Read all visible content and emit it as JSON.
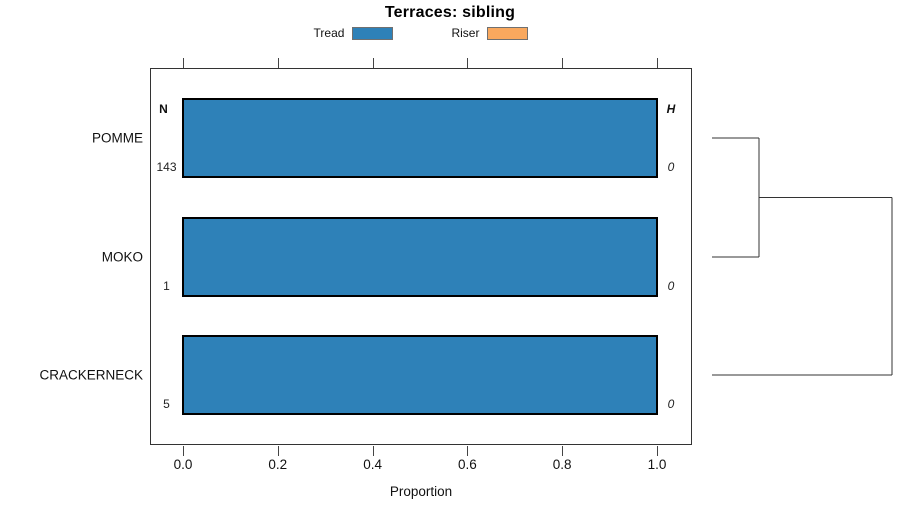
{
  "title": "Terraces: sibling",
  "legend": [
    {
      "label": "Tread",
      "color": "#2E81B8"
    },
    {
      "label": "Riser",
      "color": "#F9A85E"
    }
  ],
  "chart_data": {
    "type": "bar",
    "orientation": "horizontal",
    "title": "Terraces: sibling",
    "categories": [
      "POMME",
      "MOKO",
      "CRACKERNECK"
    ],
    "series": [
      {
        "name": "Tread",
        "color": "#2E81B8",
        "values": [
          1.0,
          1.0,
          1.0
        ]
      },
      {
        "name": "Riser",
        "color": "#F9A85E",
        "values": [
          0.0,
          0.0,
          0.0
        ]
      }
    ],
    "n_header": "N",
    "n_values": [
      "143",
      "1",
      "5"
    ],
    "h_header": "H",
    "h_values": [
      "0",
      "0",
      "0"
    ],
    "xlabel": "Proportion",
    "xlim": [
      0.0,
      1.0
    ],
    "xticks": [
      "0.0",
      "0.2",
      "0.4",
      "0.6",
      "0.8",
      "1.0"
    ],
    "grid": false,
    "legend_position": "top"
  },
  "dendrogram": {
    "leaves": [
      "POMME",
      "MOKO",
      "CRACKERNECK"
    ],
    "merges": [
      {
        "a": "POMME",
        "b": "MOKO",
        "height": 0.26
      },
      {
        "a": "#0",
        "b": "CRACKERNECK",
        "height": 1.0
      }
    ],
    "line_color": "#333333"
  }
}
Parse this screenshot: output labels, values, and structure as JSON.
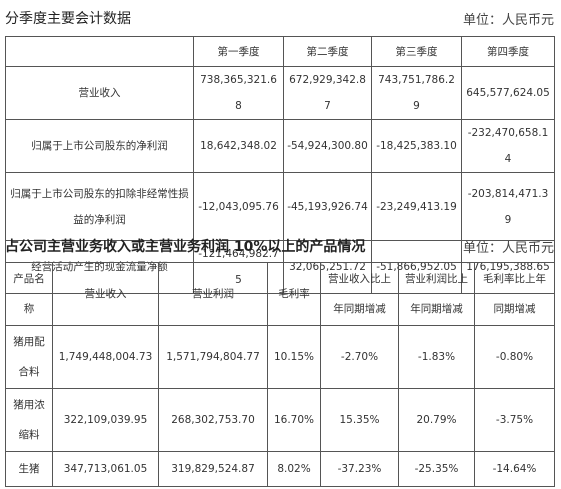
{
  "section1": {
    "title": "分季度主要会计数据",
    "unit": "单位：人民币元",
    "columns": [
      "",
      "第一季度",
      "第二季度",
      "第三季度",
      "第四季度"
    ],
    "rows": [
      [
        "营业收入",
        "738,365,321.68",
        "672,929,342.87",
        "743,751,786.29",
        "645,577,624.05"
      ],
      [
        "归属于上市公司股东的净利润",
        "18,642,348.02",
        "-54,924,300.80",
        "-18,425,383.10",
        "-232,470,658.14"
      ],
      [
        "归属于上市公司股东的扣除非经常性损益的净利润",
        "-12,043,095.76",
        "-45,193,926.74",
        "-23,249,413.19",
        "-203,814,471.39"
      ],
      [
        "经营活动产生的现金流量净额",
        "-121,464,982.75",
        "32,065,251.72",
        "-51,866,952.05",
        "176,195,388.65"
      ]
    ]
  },
  "section2": {
    "title": "占公司主营业务收入或主营业务利润 10%以上的产品情况",
    "unit": "单位：人民币元",
    "columns": [
      "产品名称",
      "营业收入",
      "营业利润",
      "毛利率",
      "营业收入比上年同期增减",
      "营业利润比上年同期增减",
      "毛利率比上年同期增减"
    ],
    "rows": [
      [
        "猪用配合料",
        "1,749,448,004.73",
        "1,571,794,804.77",
        "10.15%",
        "-2.70%",
        "-1.83%",
        "-0.80%"
      ],
      [
        "猪用浓缩料",
        "322,109,039.95",
        "268,302,753.70",
        "16.70%",
        "15.35%",
        "20.79%",
        "-3.75%"
      ],
      [
        "生猪",
        "347,713,061.05",
        "319,829,524.87",
        "8.02%",
        "-37.23%",
        "-25.35%",
        "-14.64%"
      ]
    ]
  }
}
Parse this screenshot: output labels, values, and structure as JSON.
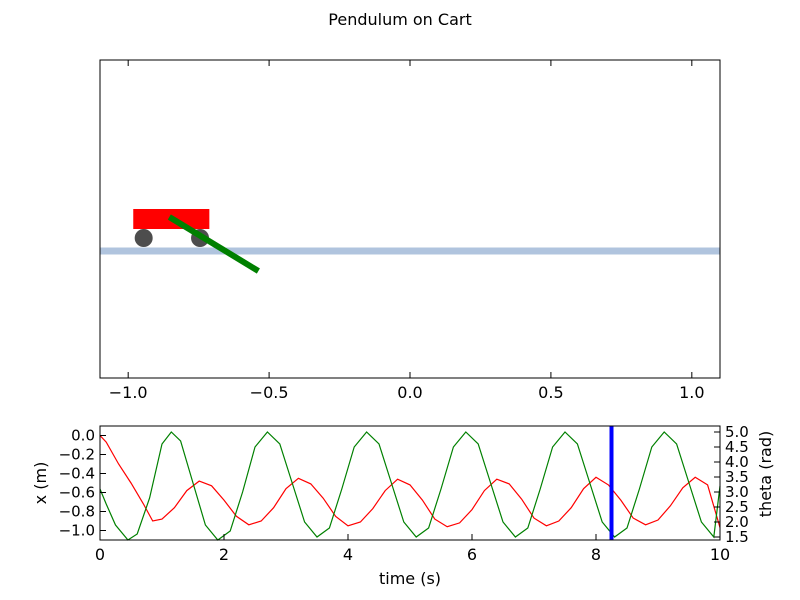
{
  "figure": {
    "title": "Pendulum on Cart"
  },
  "chart_data": [
    {
      "type": "scatter",
      "name": "pendulum-on-cart-animation",
      "title": "Pendulum on Cart",
      "xlim": [
        -1.1,
        1.1
      ],
      "x_ticks": [
        -1.0,
        -0.5,
        0.0,
        0.5,
        1.0
      ],
      "x_tick_labels": [
        "−1.0",
        "−0.5",
        "0.0",
        "0.5",
        "1.0"
      ],
      "y_ticks_visible": false,
      "grid": false,
      "objects": {
        "track": {
          "y": 0.0,
          "color": "#b0c4de"
        },
        "cart": {
          "x_center": -0.847,
          "width": 0.27,
          "color": "#ff0000"
        },
        "wheels": {
          "x": [
            -0.945,
            -0.745
          ],
          "color": "#4d4d4d"
        },
        "pendulum": {
          "pivot_x": -0.847,
          "end_x": -0.538,
          "color": "#008000"
        }
      }
    },
    {
      "type": "line",
      "name": "cart-position-and-angle-history",
      "xlabel": "time (s)",
      "ylabel_left": "x (m)",
      "ylabel_right": "theta (rad)",
      "xlim": [
        0,
        10
      ],
      "ylim_left": [
        -1.1,
        0.1
      ],
      "ylim_right": [
        1.4,
        5.2
      ],
      "x_ticks": [
        0,
        2,
        4,
        6,
        8,
        10
      ],
      "x_tick_labels": [
        "0",
        "2",
        "4",
        "6",
        "8",
        "10"
      ],
      "left_ticks": [
        0.0,
        -0.2,
        -0.4,
        -0.6,
        -0.8,
        -1.0
      ],
      "left_tick_labels": [
        "0.0",
        "−0.2",
        "−0.4",
        "−0.6",
        "−0.8",
        "−1.0"
      ],
      "right_ticks": [
        5.0,
        4.5,
        4.0,
        3.5,
        3.0,
        2.5,
        2.0,
        1.5
      ],
      "right_tick_labels": [
        "5.0",
        "4.5",
        "4.0",
        "3.5",
        "3.0",
        "2.5",
        "2.0",
        "1.5"
      ],
      "current_time_marker": {
        "x": 8.25,
        "color": "#0000ff"
      },
      "series": [
        {
          "axis": "left",
          "color": "#ff0000",
          "x": [
            0,
            0.1,
            0.3,
            0.5,
            0.7,
            0.85,
            1.0,
            1.2,
            1.4,
            1.6,
            1.8,
            2.0,
            2.2,
            2.4,
            2.6,
            2.8,
            3.0,
            3.2,
            3.4,
            3.6,
            3.8,
            4.0,
            4.2,
            4.4,
            4.6,
            4.8,
            5.0,
            5.2,
            5.4,
            5.6,
            5.8,
            6.0,
            6.2,
            6.4,
            6.6,
            6.8,
            7.0,
            7.2,
            7.4,
            7.6,
            7.8,
            8.0,
            8.2,
            8.4,
            8.6,
            8.8,
            9.0,
            9.2,
            9.4,
            9.6,
            9.8,
            10.0
          ],
          "values": [
            0.0,
            -0.07,
            -0.3,
            -0.5,
            -0.72,
            -0.9,
            -0.88,
            -0.76,
            -0.58,
            -0.48,
            -0.53,
            -0.68,
            -0.85,
            -0.94,
            -0.9,
            -0.76,
            -0.56,
            -0.45,
            -0.51,
            -0.66,
            -0.85,
            -0.95,
            -0.91,
            -0.77,
            -0.58,
            -0.46,
            -0.52,
            -0.68,
            -0.88,
            -0.96,
            -0.92,
            -0.78,
            -0.58,
            -0.46,
            -0.51,
            -0.67,
            -0.87,
            -0.95,
            -0.9,
            -0.76,
            -0.56,
            -0.44,
            -0.52,
            -0.68,
            -0.87,
            -0.94,
            -0.89,
            -0.74,
            -0.55,
            -0.44,
            -0.52,
            -0.97
          ]
        },
        {
          "axis": "right",
          "color": "#008000",
          "x": [
            0,
            0.1,
            0.25,
            0.45,
            0.6,
            0.8,
            1.0,
            1.15,
            1.3,
            1.5,
            1.7,
            1.9,
            2.1,
            2.3,
            2.5,
            2.7,
            2.9,
            3.1,
            3.3,
            3.5,
            3.7,
            3.9,
            4.1,
            4.3,
            4.5,
            4.7,
            4.9,
            5.1,
            5.3,
            5.5,
            5.7,
            5.9,
            6.1,
            6.3,
            6.5,
            6.7,
            6.9,
            7.1,
            7.3,
            7.5,
            7.7,
            7.9,
            8.1,
            8.3,
            8.5,
            8.7,
            8.9,
            9.1,
            9.3,
            9.5,
            9.7,
            9.9,
            10.0
          ],
          "values": [
            3.1,
            2.6,
            1.9,
            1.4,
            1.6,
            2.8,
            4.6,
            5.0,
            4.7,
            3.3,
            1.9,
            1.4,
            1.7,
            3.0,
            4.5,
            5.0,
            4.6,
            3.3,
            2.0,
            1.5,
            1.8,
            3.1,
            4.5,
            5.0,
            4.6,
            3.3,
            2.0,
            1.5,
            1.8,
            3.1,
            4.5,
            5.0,
            4.6,
            3.3,
            2.0,
            1.5,
            1.8,
            3.1,
            4.5,
            5.0,
            4.6,
            3.3,
            2.0,
            1.5,
            1.8,
            3.1,
            4.5,
            5.0,
            4.6,
            3.3,
            2.0,
            1.5,
            3.2
          ]
        }
      ]
    }
  ]
}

Problem description: Out of the preceding entries, pull every line containing the string "name".

Full output:
        "name": "Tread",
        "name": "Riser",
      "name": "pendulum-on-cart-animation",
      "name": "cart-position-and-angle-history",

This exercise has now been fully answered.